-- Opening Marker --

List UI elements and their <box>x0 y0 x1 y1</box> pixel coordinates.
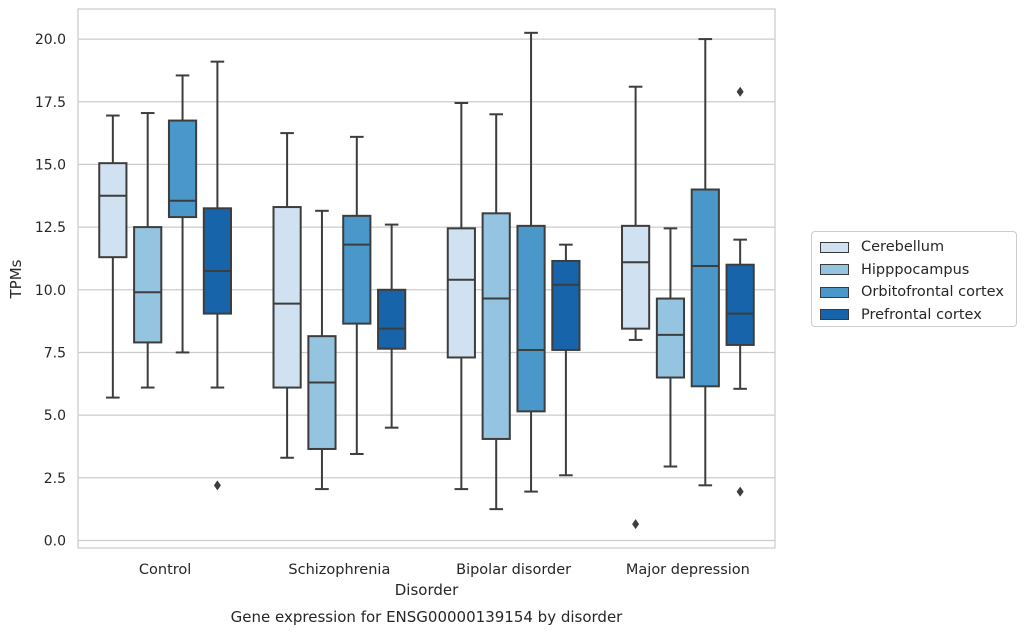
legend-swatch <box>820 286 849 298</box>
box-plot-item <box>481 113 511 511</box>
box-plot-item <box>377 223 407 429</box>
legend-item: Cerebellum <box>820 236 1008 259</box>
box-plot-item <box>725 86 755 497</box>
box-iqr <box>167 119 198 219</box>
box-plot-item <box>342 135 372 455</box>
y-tick-label: 12.5 <box>35 220 66 236</box>
box-plot-item <box>690 38 720 487</box>
box-plot-item <box>167 74 198 354</box>
x-tick-label: Bipolar disorder <box>456 562 571 578</box>
box-plot-item <box>516 31 546 493</box>
box-plot-item <box>98 114 128 399</box>
y-tick-label: 17.5 <box>35 95 66 111</box>
outlier-point <box>736 86 744 97</box>
x-tick-label: Major depression <box>626 562 750 578</box>
box-iqr <box>377 288 407 350</box>
x-tick-label: Control <box>139 562 191 578</box>
gridlines <box>78 38 775 542</box>
x-tick-labels: Control Schizophrenia Bipolar disorder Majo… <box>139 562 750 578</box>
y-tick-label: 15.0 <box>35 157 66 173</box>
box-iqr <box>655 297 686 379</box>
box-iqr <box>725 263 755 346</box>
legend-item: Hipppocampus <box>820 259 1008 282</box>
x-tick-label: Schizophrenia <box>288 562 390 578</box>
y-axis-label: TPMs <box>7 259 25 299</box>
box-iqr <box>551 259 581 351</box>
box-iqr <box>446 227 476 359</box>
legend-item: Orbitofrontal cortex <box>820 281 1008 304</box>
box-iqr <box>98 162 128 259</box>
legend-label: Prefrontal cortex <box>861 306 982 323</box>
boxes <box>98 31 755 530</box>
legend-label: Orbitofrontal cortex <box>861 284 1004 301</box>
chart-title: Gene expression for ENSG00000139154 by d… <box>231 608 624 626</box>
legend-swatch <box>820 264 849 276</box>
y-tick-label: 10.0 <box>35 283 66 299</box>
y-tick-labels: 0.0 2.5 5.0 7.5 10.0 12.5 15.0 17.5 20.0 <box>35 32 66 549</box>
box-plot-item <box>307 209 337 491</box>
legend-label: Cerebellum <box>861 239 945 256</box>
y-tick-label: 2.5 <box>44 471 66 487</box>
plot-area <box>77 8 776 549</box>
box-plot-item <box>133 112 163 389</box>
y-tick-label: 5.0 <box>44 408 66 424</box>
y-tick-label: 20.0 <box>35 32 66 48</box>
box-plot-item <box>551 243 581 477</box>
box-iqr <box>272 206 302 389</box>
box-plot-item <box>621 85 651 530</box>
legend-swatch <box>820 309 849 321</box>
y-tick-label: 0.0 <box>44 533 66 549</box>
x-axis-label: Disorder <box>395 581 459 599</box>
box-plot-item <box>272 132 302 459</box>
legend: Cerebellum Hipppocampus Orbitofrontal co… <box>811 231 1017 327</box>
box-plot-item <box>446 102 476 491</box>
outlier-point <box>213 480 221 491</box>
box-iqr <box>133 226 163 344</box>
box-iqr <box>621 224 651 330</box>
y-tick-label: 7.5 <box>44 345 66 361</box>
box-iqr <box>481 212 511 440</box>
outlier-point <box>736 486 744 497</box>
box-plot-item <box>655 227 686 468</box>
box-iqr <box>516 224 546 413</box>
box-iqr <box>690 188 720 388</box>
box-plot-item <box>202 60 232 491</box>
box-iqr <box>307 335 337 450</box>
legend-label: Hipppocampus <box>861 261 970 278</box>
outlier-point <box>632 519 640 530</box>
legend-item: Prefrontal cortex <box>820 304 1008 327</box>
box-iqr <box>202 207 232 315</box>
box-iqr <box>342 214 372 325</box>
legend-swatch <box>820 241 849 253</box>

-- Closing Marker --

PROMPT: Without the pictures, give all of the entries above again exactly.

OUTPUT OF THE TASK:
List UI elements and their <box>x0 y0 x1 y1</box> pixel coordinates.
legend-swatch <box>820 286 849 298</box>
box-plot-item <box>481 113 511 511</box>
box-plot-item <box>377 223 407 429</box>
legend-item: Cerebellum <box>820 236 1008 259</box>
box-plot-item <box>725 86 755 497</box>
box-iqr <box>167 119 198 219</box>
box-plot-item <box>342 135 372 455</box>
y-tick-label: 12.5 <box>35 220 66 236</box>
box-plot-item <box>690 38 720 487</box>
box-plot-item <box>167 74 198 354</box>
x-tick-label: Bipolar disorder <box>456 562 571 578</box>
box-plot-item <box>516 31 546 493</box>
box-plot-item <box>98 114 128 399</box>
y-tick-label: 17.5 <box>35 95 66 111</box>
outlier-point <box>736 86 744 97</box>
x-tick-label: Major depression <box>626 562 750 578</box>
box-iqr <box>377 288 407 350</box>
x-tick-label: Control <box>139 562 191 578</box>
gridlines <box>78 38 775 542</box>
x-tick-labels: Control Schizophrenia Bipolar disorder Majo… <box>139 562 750 578</box>
y-tick-label: 15.0 <box>35 157 66 173</box>
box-iqr <box>655 297 686 379</box>
box-iqr <box>725 263 755 346</box>
legend-item: Hipppocampus <box>820 259 1008 282</box>
x-tick-label: Schizophrenia <box>288 562 390 578</box>
y-axis-label: TPMs <box>7 259 25 299</box>
box-iqr <box>551 259 581 351</box>
box-iqr <box>446 227 476 359</box>
legend-item: Orbitofrontal cortex <box>820 281 1008 304</box>
box-iqr <box>98 162 128 259</box>
legend-label: Prefrontal cortex <box>861 306 982 323</box>
boxes <box>98 31 755 530</box>
legend-label: Orbitofrontal cortex <box>861 284 1004 301</box>
chart-title: Gene expression for ENSG00000139154 by d… <box>231 608 624 626</box>
legend-swatch <box>820 264 849 276</box>
y-tick-label: 10.0 <box>35 283 66 299</box>
y-tick-labels: 0.0 2.5 5.0 7.5 10.0 12.5 15.0 17.5 20.0 <box>35 32 66 549</box>
box-plot-item <box>307 209 337 491</box>
legend-label: Cerebellum <box>861 239 945 256</box>
y-tick-label: 2.5 <box>44 471 66 487</box>
plot-area <box>77 8 776 549</box>
box-plot-item <box>133 112 163 389</box>
y-tick-label: 5.0 <box>44 408 66 424</box>
y-tick-label: 20.0 <box>35 32 66 48</box>
box-plot-item <box>551 243 581 477</box>
box-iqr <box>272 206 302 389</box>
box-plot-item <box>621 85 651 530</box>
legend-swatch <box>820 309 849 321</box>
y-tick-label: 0.0 <box>44 533 66 549</box>
x-axis-label: Disorder <box>395 581 459 599</box>
box-plot-item <box>272 132 302 459</box>
legend: Cerebellum Hipppocampus Orbitofrontal co… <box>811 231 1017 327</box>
box-plot-item <box>446 102 476 491</box>
outlier-point <box>213 480 221 491</box>
box-iqr <box>133 226 163 344</box>
box-iqr <box>621 224 651 330</box>
y-tick-label: 7.5 <box>44 345 66 361</box>
box-iqr <box>481 212 511 440</box>
outlier-point <box>736 486 744 497</box>
box-plot-item <box>655 227 686 468</box>
box-iqr <box>516 224 546 413</box>
box-iqr <box>690 188 720 388</box>
box-plot-item <box>202 60 232 491</box>
box-iqr <box>307 335 337 450</box>
legend-label: Hipppocampus <box>861 261 970 278</box>
outlier-point <box>632 519 640 530</box>
legend-item: Prefrontal cortex <box>820 304 1008 327</box>
box-iqr <box>202 207 232 315</box>
box-iqr <box>342 214 372 325</box>
legend-swatch <box>820 241 849 253</box>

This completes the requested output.